▶ _Dataset_
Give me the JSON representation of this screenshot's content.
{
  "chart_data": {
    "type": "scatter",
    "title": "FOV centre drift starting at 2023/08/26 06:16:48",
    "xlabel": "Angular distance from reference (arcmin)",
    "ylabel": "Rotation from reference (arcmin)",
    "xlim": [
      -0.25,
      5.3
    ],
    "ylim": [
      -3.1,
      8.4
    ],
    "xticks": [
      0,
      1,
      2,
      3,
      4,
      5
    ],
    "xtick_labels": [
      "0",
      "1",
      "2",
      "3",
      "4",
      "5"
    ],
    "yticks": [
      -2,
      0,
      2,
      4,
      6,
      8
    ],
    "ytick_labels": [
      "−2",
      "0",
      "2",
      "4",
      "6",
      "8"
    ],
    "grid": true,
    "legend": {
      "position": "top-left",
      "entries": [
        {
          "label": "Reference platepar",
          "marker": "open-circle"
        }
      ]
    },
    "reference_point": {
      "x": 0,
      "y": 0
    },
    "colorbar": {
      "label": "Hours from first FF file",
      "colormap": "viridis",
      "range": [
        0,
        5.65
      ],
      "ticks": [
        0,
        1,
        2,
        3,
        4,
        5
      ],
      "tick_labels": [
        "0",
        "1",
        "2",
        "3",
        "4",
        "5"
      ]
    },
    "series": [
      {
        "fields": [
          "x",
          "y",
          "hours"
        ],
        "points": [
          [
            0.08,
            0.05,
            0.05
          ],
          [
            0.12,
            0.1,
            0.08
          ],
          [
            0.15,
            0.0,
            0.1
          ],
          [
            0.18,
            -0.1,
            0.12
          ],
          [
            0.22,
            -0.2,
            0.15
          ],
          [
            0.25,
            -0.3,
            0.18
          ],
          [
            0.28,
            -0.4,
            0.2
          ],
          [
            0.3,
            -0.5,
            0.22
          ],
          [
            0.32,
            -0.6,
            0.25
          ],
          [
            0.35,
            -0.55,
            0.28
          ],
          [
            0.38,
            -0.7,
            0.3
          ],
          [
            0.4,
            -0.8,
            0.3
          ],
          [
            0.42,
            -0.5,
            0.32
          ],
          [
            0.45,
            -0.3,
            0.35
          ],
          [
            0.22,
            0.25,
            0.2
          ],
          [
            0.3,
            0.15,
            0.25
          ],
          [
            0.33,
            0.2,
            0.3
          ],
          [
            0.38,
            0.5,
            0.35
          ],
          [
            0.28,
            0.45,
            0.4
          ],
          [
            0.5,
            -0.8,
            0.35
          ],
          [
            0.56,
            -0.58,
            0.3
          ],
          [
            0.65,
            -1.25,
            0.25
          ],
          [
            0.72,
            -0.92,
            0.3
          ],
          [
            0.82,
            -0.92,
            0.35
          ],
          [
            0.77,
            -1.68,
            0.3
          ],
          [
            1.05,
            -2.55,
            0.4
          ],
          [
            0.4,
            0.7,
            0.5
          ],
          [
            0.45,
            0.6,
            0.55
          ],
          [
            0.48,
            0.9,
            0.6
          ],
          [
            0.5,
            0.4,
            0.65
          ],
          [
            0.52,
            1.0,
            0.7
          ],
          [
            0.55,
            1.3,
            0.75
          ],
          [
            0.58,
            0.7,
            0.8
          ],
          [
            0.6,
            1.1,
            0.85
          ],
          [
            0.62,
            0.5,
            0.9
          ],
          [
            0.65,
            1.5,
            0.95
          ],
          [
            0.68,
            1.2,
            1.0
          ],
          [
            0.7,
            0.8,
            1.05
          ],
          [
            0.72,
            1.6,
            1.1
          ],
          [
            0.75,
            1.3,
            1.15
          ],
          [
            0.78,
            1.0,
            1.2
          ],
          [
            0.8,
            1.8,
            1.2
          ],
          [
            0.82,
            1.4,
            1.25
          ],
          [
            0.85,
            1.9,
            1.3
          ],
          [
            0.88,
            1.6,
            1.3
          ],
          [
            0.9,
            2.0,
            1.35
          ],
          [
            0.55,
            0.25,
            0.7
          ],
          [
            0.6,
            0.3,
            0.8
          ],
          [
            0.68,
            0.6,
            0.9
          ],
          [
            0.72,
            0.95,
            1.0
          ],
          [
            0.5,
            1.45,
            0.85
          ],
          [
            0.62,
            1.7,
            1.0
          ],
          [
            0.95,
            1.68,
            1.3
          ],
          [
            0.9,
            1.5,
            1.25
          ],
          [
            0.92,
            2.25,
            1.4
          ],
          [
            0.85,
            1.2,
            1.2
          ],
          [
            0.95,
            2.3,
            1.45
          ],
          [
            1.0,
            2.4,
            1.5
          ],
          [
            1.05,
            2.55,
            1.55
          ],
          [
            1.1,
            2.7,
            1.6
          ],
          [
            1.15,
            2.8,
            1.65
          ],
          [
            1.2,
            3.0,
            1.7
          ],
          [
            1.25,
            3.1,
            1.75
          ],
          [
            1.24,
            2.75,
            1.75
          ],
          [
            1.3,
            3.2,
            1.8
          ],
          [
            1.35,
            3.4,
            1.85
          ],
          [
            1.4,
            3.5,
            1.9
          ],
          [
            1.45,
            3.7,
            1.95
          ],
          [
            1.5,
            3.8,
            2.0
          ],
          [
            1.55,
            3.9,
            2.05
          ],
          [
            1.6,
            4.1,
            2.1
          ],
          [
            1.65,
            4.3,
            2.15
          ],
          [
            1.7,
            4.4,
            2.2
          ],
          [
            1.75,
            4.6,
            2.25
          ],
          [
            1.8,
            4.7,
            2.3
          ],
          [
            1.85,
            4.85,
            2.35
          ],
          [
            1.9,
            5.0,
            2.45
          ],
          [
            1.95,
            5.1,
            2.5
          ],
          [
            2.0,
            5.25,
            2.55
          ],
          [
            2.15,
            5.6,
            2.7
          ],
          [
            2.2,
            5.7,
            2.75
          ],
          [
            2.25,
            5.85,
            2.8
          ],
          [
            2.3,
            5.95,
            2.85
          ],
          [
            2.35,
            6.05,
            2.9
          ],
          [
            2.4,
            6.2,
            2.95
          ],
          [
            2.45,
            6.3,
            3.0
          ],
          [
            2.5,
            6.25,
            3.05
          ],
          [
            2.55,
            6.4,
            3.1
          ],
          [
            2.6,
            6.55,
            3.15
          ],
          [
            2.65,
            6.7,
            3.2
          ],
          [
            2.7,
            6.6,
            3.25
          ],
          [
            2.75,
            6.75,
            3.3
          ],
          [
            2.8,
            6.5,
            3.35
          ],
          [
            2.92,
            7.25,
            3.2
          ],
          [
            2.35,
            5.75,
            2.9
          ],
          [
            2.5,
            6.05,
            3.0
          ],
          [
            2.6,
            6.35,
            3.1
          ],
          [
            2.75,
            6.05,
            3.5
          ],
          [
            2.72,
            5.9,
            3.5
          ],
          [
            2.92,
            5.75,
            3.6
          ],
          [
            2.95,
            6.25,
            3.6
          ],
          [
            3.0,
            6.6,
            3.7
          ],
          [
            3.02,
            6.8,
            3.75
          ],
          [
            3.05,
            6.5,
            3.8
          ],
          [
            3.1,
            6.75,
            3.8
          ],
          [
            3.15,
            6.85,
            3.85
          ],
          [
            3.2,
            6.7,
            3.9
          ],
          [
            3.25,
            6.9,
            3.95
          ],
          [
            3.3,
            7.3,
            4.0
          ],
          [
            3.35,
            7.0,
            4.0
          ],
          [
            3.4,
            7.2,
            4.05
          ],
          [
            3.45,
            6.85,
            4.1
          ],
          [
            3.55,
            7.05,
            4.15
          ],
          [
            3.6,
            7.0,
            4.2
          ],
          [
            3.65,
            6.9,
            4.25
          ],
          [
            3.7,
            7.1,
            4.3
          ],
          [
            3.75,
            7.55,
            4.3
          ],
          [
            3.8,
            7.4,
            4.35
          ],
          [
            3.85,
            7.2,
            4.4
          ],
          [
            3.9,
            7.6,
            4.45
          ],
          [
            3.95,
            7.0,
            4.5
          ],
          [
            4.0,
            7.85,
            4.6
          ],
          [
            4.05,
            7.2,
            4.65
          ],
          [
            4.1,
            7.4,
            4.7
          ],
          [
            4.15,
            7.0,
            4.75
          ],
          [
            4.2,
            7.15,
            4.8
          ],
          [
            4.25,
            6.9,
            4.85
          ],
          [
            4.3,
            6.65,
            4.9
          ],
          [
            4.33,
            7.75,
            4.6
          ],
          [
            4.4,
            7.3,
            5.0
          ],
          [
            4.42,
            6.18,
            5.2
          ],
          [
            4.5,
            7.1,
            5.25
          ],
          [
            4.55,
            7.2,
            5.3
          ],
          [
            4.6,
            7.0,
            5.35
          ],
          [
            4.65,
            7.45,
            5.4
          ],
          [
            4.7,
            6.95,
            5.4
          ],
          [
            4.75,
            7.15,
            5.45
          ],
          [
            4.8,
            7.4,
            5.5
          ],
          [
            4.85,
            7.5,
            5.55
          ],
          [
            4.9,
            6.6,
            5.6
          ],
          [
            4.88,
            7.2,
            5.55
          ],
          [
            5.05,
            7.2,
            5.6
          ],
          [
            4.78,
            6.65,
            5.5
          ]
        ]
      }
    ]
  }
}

▶ _Exercise objective_
Search the entries for the string "arcmin" and collect each line that has it.

▶ _Solution_
    "xlabel": "Angular distance from reference (arcmin)",
    "ylabel": "Rotation from reference (arcmin)",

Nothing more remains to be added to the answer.